Pick out each line containing the string "calificaciones".

:: SUPPLIED MATERIAL ::
(begin)

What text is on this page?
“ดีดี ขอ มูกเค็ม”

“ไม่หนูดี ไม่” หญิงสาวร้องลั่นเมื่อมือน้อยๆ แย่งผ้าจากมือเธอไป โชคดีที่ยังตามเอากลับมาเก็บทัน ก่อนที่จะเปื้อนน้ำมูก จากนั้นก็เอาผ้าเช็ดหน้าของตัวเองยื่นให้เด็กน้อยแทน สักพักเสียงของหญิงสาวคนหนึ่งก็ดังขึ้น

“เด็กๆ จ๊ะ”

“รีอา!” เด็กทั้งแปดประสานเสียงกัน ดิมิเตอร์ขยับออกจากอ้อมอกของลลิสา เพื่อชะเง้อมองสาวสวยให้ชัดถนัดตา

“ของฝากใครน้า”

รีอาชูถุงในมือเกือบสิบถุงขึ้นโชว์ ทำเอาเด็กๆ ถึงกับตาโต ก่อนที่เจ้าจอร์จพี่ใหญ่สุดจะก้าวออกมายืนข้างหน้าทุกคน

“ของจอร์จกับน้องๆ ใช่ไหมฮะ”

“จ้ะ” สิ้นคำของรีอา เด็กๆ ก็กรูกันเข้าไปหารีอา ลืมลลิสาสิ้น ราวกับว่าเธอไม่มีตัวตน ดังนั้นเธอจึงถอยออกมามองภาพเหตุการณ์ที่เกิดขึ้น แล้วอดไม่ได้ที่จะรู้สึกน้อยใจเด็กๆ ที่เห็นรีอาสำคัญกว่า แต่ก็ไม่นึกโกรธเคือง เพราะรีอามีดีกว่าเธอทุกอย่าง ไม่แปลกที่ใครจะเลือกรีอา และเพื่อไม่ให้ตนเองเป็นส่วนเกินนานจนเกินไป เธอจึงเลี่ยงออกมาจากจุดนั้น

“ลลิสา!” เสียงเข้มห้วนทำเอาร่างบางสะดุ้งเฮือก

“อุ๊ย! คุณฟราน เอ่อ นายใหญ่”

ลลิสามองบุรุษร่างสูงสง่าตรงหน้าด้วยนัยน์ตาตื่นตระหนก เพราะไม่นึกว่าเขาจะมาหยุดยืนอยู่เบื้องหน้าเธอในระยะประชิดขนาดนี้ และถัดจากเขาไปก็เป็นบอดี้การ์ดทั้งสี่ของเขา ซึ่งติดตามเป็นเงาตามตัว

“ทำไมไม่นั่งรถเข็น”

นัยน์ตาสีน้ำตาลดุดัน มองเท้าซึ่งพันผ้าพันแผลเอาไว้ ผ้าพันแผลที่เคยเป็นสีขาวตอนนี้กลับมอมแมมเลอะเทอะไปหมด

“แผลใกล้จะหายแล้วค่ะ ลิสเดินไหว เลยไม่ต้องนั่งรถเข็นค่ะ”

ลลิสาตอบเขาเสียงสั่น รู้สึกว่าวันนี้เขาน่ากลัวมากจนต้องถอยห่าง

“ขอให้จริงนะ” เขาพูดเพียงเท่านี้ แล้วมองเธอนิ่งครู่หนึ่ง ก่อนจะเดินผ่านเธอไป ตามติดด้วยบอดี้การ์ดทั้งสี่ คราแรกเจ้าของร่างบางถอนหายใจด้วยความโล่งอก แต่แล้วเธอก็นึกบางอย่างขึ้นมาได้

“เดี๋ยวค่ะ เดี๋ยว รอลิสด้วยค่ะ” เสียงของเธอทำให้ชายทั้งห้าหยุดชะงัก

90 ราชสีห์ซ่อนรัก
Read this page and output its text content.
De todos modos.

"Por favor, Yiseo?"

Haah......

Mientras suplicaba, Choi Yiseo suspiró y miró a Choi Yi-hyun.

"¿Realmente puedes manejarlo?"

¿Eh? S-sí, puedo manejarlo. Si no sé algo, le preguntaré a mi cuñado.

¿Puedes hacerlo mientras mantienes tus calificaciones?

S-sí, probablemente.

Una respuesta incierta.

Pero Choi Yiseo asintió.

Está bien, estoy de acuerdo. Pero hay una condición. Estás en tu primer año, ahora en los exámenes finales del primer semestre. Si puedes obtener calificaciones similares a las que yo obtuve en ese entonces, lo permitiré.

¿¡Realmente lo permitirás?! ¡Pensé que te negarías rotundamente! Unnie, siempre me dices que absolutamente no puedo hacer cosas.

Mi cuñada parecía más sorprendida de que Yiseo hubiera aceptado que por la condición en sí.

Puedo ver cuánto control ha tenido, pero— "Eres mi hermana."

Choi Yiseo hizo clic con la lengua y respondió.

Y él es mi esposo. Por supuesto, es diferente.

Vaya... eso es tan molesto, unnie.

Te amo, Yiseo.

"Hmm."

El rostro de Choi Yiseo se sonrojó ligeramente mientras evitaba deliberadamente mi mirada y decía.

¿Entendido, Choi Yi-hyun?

(end)

:: EXERCISE OUTPUT ::
¿Puedes hacerlo mientras mantienes tus calificaciones?
Está bien, estoy de acuerdo. Pero hay una condición. Estás en tu primer año, ahora en los exámenes finales del primer semestre. Si puedes obtener calificaciones similares a las que yo obtuve en ese entonces, lo permitiré.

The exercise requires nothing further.